Items:
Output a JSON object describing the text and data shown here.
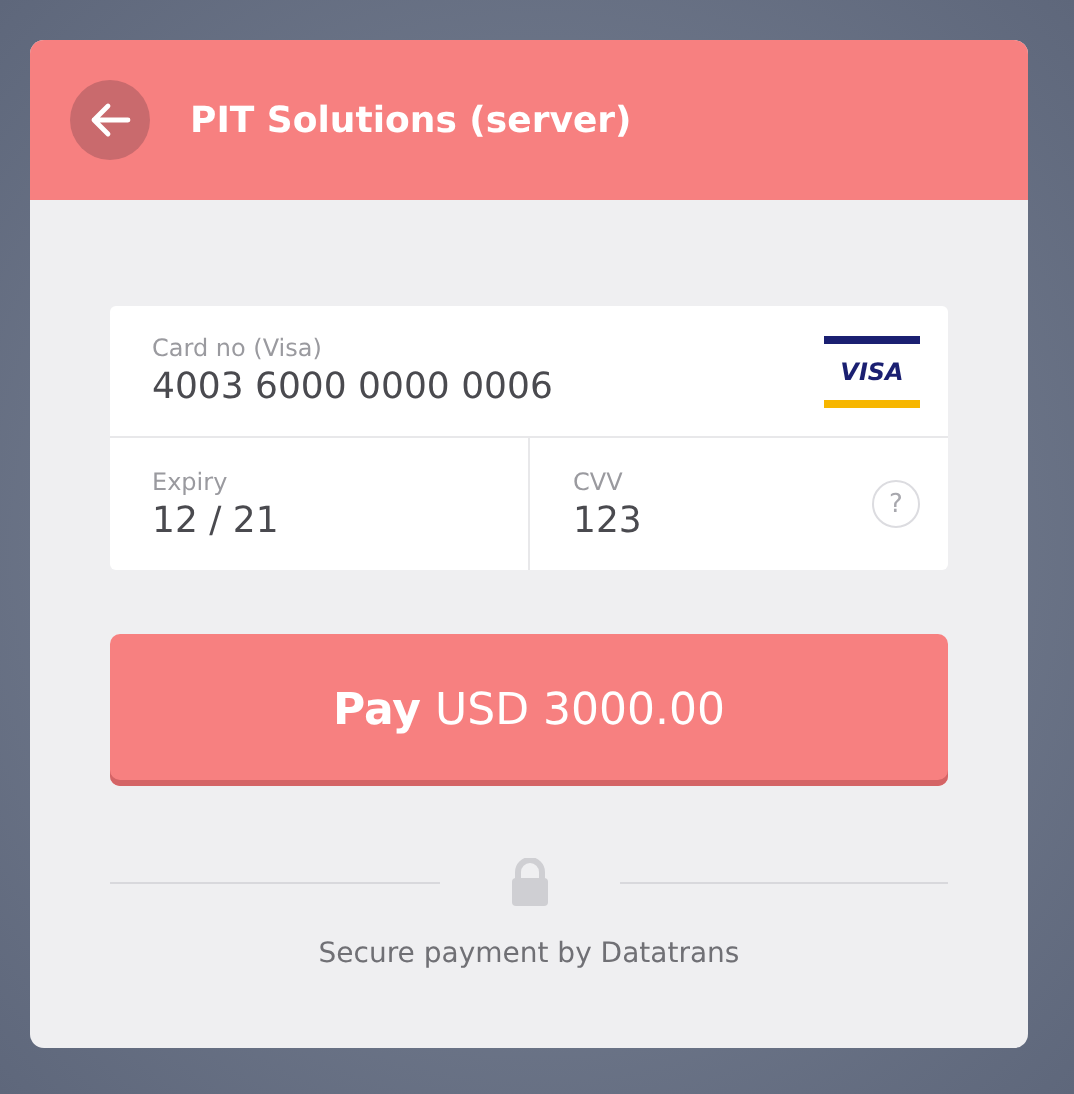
{
  "header": {
    "title": "PIT Solutions (server)"
  },
  "card_number": {
    "label": "Card no (Visa)",
    "value": "4003 6000 0000 0006",
    "brand": "VISA"
  },
  "expiry": {
    "label": "Expiry",
    "value": "12 / 21"
  },
  "cvv": {
    "label": "CVV",
    "value": "123",
    "help": "?"
  },
  "pay_button": "**Pay** USD 3000.00",
  "footer": "Secure payment by Datatrans"
}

What is asked:
Each line in the data that holds the string "value" should be found and copied.

Task result:
    "value": "4003 6000 0000 0006",
    "value": "12 / 21"
    "value": "123",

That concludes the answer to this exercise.